◆ **Required task**
All lines in which the word "FREE" occurs are to be extracted.

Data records
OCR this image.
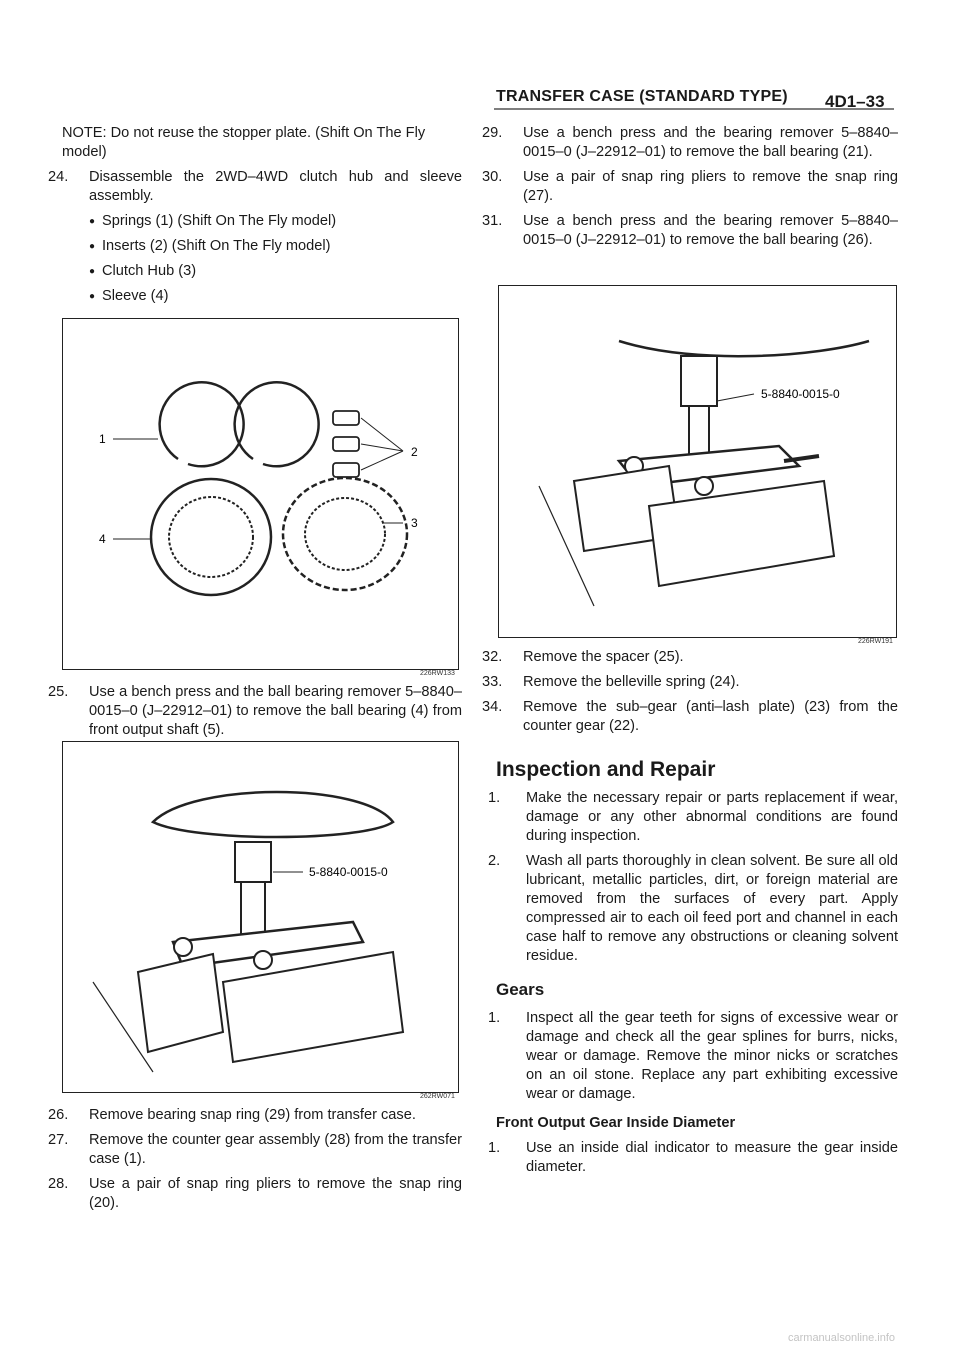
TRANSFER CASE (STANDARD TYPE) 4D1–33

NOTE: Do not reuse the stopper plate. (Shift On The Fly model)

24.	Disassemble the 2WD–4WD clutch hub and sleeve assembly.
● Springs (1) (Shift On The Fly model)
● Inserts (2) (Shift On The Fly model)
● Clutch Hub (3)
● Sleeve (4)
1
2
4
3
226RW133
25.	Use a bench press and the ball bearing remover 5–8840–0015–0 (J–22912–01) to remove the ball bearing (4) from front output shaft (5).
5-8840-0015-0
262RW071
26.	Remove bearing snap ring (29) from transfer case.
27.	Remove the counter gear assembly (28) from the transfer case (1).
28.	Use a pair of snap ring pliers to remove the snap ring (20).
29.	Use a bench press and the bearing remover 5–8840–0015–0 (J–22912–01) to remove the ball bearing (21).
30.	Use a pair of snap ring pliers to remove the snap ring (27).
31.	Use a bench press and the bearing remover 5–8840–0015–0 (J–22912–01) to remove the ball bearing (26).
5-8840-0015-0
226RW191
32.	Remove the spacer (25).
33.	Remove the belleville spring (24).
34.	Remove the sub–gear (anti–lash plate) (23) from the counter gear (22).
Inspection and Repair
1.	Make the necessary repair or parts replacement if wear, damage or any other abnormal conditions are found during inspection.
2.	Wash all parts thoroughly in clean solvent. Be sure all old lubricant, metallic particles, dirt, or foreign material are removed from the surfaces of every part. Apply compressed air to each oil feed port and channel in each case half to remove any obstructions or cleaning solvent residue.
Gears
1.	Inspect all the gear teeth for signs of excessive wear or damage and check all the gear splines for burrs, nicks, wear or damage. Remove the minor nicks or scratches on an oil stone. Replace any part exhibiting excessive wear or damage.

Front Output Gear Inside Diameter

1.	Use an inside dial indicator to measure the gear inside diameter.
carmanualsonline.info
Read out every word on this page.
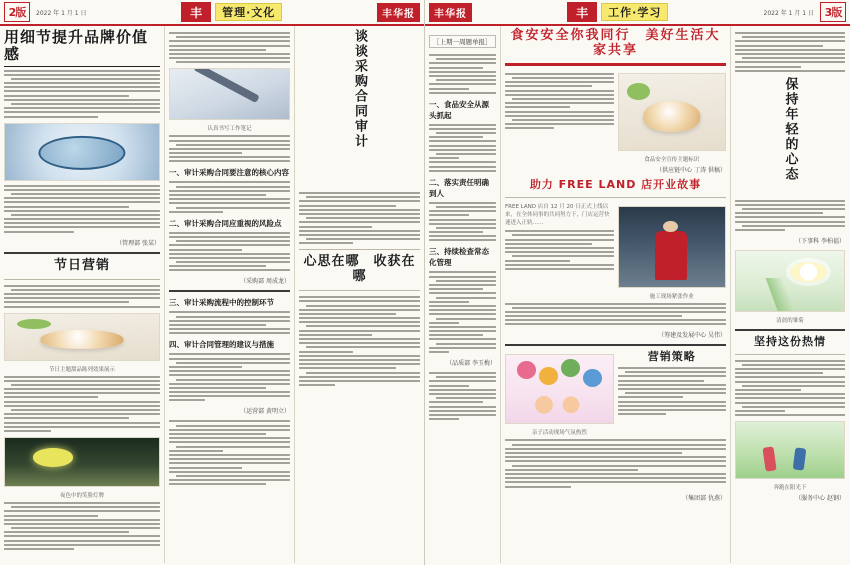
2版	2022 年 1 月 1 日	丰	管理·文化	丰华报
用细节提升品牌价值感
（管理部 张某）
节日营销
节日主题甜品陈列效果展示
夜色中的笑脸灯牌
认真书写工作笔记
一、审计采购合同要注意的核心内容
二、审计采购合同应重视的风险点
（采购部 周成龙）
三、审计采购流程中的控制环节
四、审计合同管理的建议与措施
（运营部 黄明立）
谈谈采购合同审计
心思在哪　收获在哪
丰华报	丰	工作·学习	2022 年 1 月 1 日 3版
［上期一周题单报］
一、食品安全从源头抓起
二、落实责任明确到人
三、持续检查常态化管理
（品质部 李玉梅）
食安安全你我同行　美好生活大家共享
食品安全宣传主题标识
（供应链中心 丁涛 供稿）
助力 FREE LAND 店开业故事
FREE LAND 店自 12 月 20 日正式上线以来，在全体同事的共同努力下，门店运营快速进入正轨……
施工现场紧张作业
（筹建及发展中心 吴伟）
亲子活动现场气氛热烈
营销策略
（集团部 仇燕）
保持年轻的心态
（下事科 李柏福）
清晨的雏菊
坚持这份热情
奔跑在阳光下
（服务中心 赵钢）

◆ **Full output**
助力 FREE LAND 店开业故事
FREE LAND 店自 12 月 20 日正式上线以来，在全体同事的共同努力下，门店运营快速进入正轨……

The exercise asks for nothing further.